WHAT TO DO
Find the lines that contain the word "getting" and copy each one.

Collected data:
◇ ◇ ◇ ◇ ◇
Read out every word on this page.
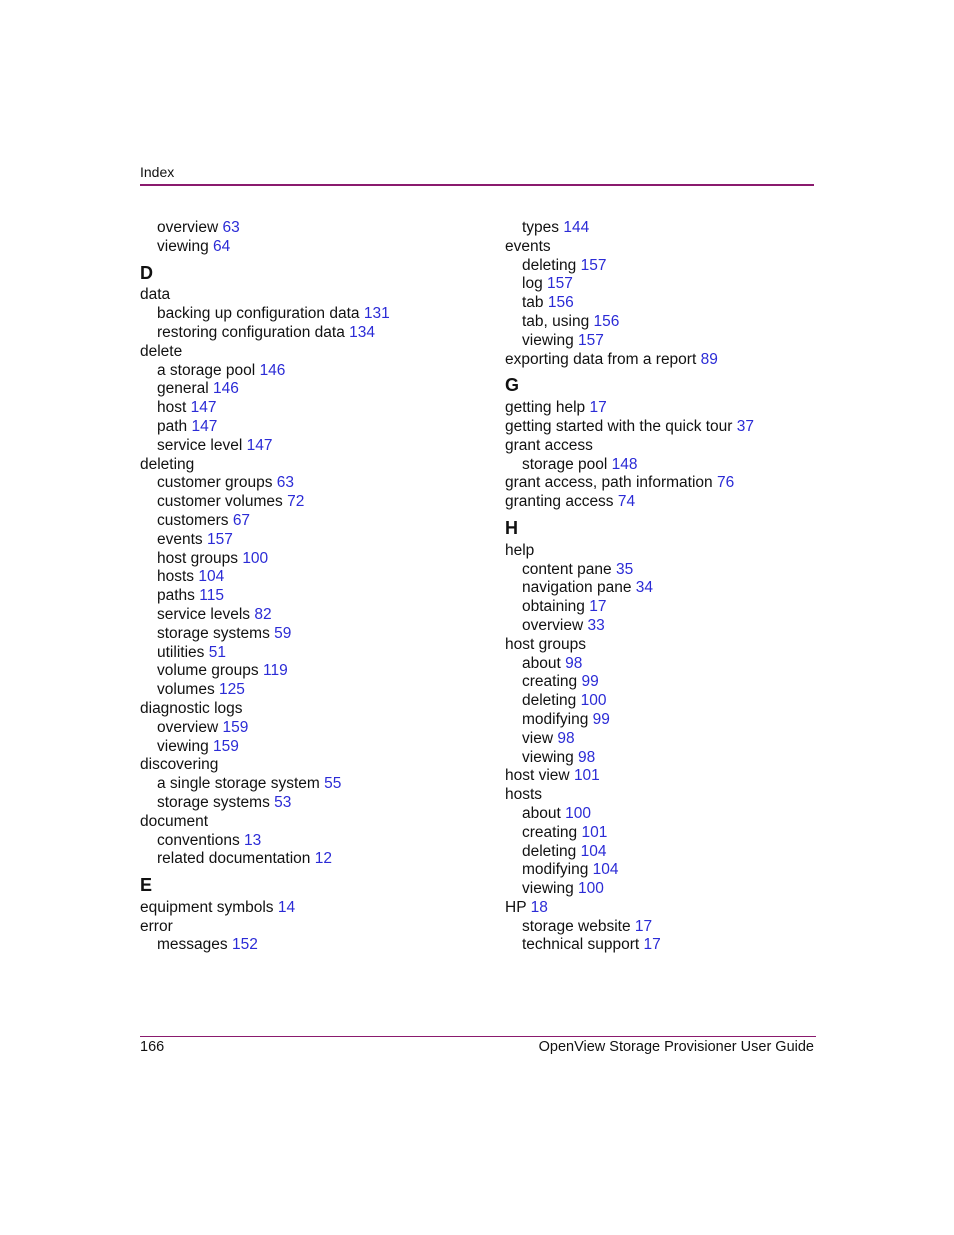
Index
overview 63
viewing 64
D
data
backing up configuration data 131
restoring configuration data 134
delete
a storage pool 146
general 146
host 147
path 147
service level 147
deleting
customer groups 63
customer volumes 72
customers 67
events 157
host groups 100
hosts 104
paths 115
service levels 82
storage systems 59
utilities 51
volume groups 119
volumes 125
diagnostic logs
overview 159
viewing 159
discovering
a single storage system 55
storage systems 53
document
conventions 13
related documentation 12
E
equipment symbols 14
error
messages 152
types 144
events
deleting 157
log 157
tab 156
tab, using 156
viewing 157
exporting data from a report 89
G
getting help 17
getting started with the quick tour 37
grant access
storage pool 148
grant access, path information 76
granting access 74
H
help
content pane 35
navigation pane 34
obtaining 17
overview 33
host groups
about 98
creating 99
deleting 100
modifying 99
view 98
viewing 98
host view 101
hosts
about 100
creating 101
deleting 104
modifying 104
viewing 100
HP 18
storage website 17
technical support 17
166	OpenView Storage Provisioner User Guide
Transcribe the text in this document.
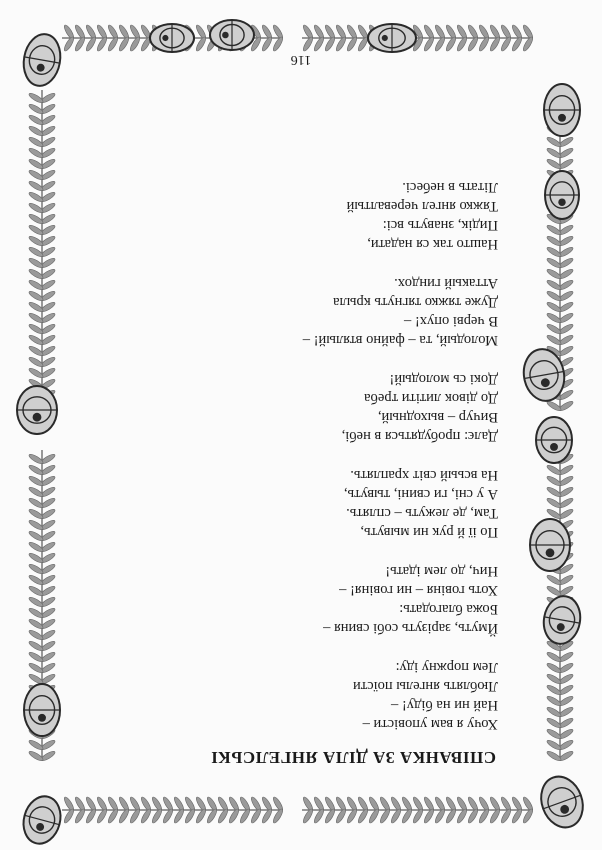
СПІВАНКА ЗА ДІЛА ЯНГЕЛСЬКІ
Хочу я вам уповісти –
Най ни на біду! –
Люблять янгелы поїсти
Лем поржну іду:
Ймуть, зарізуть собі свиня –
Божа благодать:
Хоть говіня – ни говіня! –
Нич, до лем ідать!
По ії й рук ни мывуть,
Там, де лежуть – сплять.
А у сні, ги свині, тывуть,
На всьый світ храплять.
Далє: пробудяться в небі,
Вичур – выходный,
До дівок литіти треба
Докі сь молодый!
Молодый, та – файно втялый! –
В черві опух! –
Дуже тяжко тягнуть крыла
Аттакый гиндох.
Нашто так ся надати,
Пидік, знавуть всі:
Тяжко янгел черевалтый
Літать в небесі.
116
◇ ◇ ◇ ◇ ◇
RESPONSE TO THIS EXERCISE
getting help 17
getting started with the quick tour 37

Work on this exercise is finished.